* **What is expected**
Copy the records from the first line through the line containing "chatgpt-favicon-icon [14, 6, 26, 19]", with "everything" changed to "every item" and nothing else altered.

▼▼▼

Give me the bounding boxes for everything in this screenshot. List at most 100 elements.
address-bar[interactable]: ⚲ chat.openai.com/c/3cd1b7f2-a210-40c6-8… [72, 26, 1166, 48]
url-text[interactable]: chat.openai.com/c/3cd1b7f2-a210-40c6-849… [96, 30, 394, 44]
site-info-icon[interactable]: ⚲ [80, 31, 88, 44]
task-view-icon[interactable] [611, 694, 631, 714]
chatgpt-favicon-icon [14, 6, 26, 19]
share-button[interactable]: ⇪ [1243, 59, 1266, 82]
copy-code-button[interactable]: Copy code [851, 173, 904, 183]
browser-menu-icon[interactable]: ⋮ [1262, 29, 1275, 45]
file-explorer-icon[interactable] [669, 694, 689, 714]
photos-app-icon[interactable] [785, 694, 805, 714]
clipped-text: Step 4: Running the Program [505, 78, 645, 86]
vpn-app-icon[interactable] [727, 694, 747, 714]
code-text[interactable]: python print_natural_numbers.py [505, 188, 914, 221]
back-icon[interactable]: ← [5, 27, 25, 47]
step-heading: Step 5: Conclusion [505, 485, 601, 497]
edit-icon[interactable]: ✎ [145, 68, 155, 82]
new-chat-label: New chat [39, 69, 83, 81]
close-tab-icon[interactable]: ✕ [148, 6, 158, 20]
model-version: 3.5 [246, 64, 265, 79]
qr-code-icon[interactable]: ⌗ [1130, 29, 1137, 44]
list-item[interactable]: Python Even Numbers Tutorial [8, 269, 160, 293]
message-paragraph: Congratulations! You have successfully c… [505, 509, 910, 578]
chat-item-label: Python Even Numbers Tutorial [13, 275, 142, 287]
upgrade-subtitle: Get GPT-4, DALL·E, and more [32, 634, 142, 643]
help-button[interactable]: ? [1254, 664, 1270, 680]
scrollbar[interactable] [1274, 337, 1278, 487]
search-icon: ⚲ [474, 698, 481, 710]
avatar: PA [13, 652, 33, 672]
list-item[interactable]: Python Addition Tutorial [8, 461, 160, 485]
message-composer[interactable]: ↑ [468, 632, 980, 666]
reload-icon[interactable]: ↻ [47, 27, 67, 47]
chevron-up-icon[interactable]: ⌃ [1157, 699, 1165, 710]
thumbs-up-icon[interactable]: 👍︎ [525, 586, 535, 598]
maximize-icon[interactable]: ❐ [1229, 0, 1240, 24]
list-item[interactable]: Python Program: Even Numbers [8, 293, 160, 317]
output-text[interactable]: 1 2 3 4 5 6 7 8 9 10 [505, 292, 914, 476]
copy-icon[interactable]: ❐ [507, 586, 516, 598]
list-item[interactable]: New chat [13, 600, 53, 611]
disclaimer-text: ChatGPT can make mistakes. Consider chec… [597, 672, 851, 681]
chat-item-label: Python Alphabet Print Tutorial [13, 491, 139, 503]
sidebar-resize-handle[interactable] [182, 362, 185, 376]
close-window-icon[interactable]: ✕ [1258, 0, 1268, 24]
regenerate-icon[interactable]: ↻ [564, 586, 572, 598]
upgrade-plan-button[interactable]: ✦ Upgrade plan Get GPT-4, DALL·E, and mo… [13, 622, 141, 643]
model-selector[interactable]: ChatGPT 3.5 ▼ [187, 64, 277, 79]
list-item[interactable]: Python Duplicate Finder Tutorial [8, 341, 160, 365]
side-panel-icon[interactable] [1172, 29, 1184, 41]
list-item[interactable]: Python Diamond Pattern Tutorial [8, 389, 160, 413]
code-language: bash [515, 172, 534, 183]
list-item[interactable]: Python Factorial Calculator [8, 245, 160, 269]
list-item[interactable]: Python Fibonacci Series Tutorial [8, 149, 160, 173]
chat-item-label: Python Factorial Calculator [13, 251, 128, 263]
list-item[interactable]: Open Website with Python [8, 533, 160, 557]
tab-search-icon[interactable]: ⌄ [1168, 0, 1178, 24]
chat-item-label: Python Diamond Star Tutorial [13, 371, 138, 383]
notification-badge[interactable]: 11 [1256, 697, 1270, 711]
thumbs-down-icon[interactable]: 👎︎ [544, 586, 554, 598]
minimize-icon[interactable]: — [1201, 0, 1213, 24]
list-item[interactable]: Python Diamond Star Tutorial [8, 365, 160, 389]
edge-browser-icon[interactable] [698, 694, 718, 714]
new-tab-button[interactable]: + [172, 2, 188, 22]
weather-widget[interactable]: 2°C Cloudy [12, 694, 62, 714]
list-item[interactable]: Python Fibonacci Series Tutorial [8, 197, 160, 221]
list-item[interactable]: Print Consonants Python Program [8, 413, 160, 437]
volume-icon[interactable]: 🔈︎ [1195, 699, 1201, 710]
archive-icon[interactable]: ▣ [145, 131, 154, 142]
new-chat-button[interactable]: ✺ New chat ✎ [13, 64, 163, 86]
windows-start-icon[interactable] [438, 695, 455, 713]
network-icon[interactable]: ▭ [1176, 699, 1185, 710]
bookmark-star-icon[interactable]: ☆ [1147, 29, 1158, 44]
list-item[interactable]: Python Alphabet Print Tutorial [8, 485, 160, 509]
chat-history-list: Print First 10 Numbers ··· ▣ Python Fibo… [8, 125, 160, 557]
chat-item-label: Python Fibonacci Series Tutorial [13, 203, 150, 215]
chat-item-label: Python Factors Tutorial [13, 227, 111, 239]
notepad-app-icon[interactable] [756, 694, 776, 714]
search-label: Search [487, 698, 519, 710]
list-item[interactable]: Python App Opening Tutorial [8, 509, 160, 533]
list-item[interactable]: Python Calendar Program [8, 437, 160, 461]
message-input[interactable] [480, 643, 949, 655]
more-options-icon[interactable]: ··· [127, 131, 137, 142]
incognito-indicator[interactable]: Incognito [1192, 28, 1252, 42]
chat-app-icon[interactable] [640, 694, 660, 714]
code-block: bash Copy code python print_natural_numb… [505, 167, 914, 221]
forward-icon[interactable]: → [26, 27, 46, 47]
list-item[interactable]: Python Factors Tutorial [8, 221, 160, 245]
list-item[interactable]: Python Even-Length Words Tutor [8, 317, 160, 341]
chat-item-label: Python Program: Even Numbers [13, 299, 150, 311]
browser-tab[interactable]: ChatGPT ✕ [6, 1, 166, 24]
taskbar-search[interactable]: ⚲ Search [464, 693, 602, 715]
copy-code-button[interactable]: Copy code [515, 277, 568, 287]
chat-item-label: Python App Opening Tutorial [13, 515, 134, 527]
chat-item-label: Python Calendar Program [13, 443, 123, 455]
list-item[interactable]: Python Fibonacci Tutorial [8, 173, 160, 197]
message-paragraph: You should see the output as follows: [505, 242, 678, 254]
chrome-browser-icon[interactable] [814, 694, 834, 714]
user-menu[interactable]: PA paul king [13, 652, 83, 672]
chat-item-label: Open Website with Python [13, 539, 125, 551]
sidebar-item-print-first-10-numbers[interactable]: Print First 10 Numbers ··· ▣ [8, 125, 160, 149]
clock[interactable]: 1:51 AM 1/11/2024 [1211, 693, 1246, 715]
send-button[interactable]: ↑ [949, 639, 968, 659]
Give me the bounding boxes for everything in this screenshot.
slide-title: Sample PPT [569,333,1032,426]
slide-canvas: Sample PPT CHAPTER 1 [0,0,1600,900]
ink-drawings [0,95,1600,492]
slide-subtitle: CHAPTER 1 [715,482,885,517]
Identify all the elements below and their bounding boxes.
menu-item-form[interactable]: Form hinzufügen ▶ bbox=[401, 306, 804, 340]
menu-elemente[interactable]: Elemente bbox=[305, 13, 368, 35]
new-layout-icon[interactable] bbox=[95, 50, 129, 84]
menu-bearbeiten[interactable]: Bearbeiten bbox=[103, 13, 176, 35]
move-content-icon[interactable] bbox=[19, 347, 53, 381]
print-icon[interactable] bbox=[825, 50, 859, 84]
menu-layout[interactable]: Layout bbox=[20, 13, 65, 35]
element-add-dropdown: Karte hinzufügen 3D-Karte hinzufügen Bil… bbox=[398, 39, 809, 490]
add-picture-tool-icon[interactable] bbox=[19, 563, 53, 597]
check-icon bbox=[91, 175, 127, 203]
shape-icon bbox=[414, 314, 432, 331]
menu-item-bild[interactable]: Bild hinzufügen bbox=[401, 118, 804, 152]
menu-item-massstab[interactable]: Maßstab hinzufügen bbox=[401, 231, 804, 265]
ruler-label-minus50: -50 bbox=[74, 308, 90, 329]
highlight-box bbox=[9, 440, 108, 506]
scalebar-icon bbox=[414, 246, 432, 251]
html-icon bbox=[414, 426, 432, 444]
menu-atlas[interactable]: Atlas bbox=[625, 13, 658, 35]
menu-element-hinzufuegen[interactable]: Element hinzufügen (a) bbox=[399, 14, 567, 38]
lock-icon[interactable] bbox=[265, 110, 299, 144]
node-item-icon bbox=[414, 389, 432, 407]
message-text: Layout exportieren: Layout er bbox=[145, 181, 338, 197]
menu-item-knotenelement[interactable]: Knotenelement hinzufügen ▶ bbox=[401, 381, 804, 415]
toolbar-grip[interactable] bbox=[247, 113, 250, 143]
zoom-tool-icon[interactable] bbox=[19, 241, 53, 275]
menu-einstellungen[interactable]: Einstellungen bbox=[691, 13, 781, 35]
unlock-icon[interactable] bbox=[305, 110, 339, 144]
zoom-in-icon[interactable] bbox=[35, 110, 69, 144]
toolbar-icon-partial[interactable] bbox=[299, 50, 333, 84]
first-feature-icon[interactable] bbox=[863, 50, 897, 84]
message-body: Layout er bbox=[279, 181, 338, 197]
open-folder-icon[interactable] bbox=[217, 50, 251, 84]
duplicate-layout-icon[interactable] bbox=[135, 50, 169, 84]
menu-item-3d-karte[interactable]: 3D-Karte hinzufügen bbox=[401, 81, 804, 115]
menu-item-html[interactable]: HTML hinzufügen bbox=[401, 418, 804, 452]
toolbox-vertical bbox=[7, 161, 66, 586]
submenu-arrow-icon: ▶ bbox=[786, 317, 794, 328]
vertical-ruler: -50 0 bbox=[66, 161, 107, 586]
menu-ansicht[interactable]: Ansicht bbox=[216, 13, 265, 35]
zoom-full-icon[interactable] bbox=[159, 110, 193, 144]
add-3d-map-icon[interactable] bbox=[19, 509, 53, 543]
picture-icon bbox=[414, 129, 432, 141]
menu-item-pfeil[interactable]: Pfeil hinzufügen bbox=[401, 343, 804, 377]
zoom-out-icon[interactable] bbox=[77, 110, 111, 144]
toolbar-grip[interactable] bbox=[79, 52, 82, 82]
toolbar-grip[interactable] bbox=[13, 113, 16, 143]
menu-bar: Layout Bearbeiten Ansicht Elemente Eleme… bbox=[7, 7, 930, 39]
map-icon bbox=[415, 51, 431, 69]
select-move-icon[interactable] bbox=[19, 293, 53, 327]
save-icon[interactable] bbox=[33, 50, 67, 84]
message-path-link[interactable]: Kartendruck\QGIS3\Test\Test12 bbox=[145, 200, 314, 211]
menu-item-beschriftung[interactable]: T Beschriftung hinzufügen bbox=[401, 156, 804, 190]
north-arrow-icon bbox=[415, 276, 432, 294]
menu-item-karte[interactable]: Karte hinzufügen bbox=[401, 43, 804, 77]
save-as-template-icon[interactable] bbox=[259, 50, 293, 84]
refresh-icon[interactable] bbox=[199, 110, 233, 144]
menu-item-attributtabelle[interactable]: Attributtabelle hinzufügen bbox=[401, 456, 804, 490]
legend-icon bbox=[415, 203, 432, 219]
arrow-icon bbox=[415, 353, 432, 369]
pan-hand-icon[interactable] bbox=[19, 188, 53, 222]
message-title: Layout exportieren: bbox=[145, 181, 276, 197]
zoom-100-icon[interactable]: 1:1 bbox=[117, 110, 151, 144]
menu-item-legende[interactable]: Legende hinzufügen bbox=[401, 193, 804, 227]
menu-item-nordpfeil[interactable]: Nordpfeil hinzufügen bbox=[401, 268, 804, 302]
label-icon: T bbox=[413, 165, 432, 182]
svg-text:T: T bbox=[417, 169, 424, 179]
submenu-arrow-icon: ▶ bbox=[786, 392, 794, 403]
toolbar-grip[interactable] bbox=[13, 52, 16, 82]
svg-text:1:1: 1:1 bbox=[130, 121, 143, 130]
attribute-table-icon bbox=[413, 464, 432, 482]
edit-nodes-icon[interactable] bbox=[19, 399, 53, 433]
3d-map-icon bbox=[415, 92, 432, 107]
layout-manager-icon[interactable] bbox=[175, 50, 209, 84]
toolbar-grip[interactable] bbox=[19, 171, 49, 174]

▲▲▲

* **Solution for this problem**
Give me the bounding boxes for every item in this screenshot. List at most 100 elements.
address-bar[interactable]: ⚲ chat.openai.com/c/3cd1b7f2-a210-40c6-8… [72, 26, 1166, 48]
url-text[interactable]: chat.openai.com/c/3cd1b7f2-a210-40c6-849… [96, 30, 394, 44]
site-info-icon[interactable]: ⚲ [80, 31, 88, 44]
task-view-icon[interactable] [611, 694, 631, 714]
chatgpt-favicon-icon [14, 6, 26, 19]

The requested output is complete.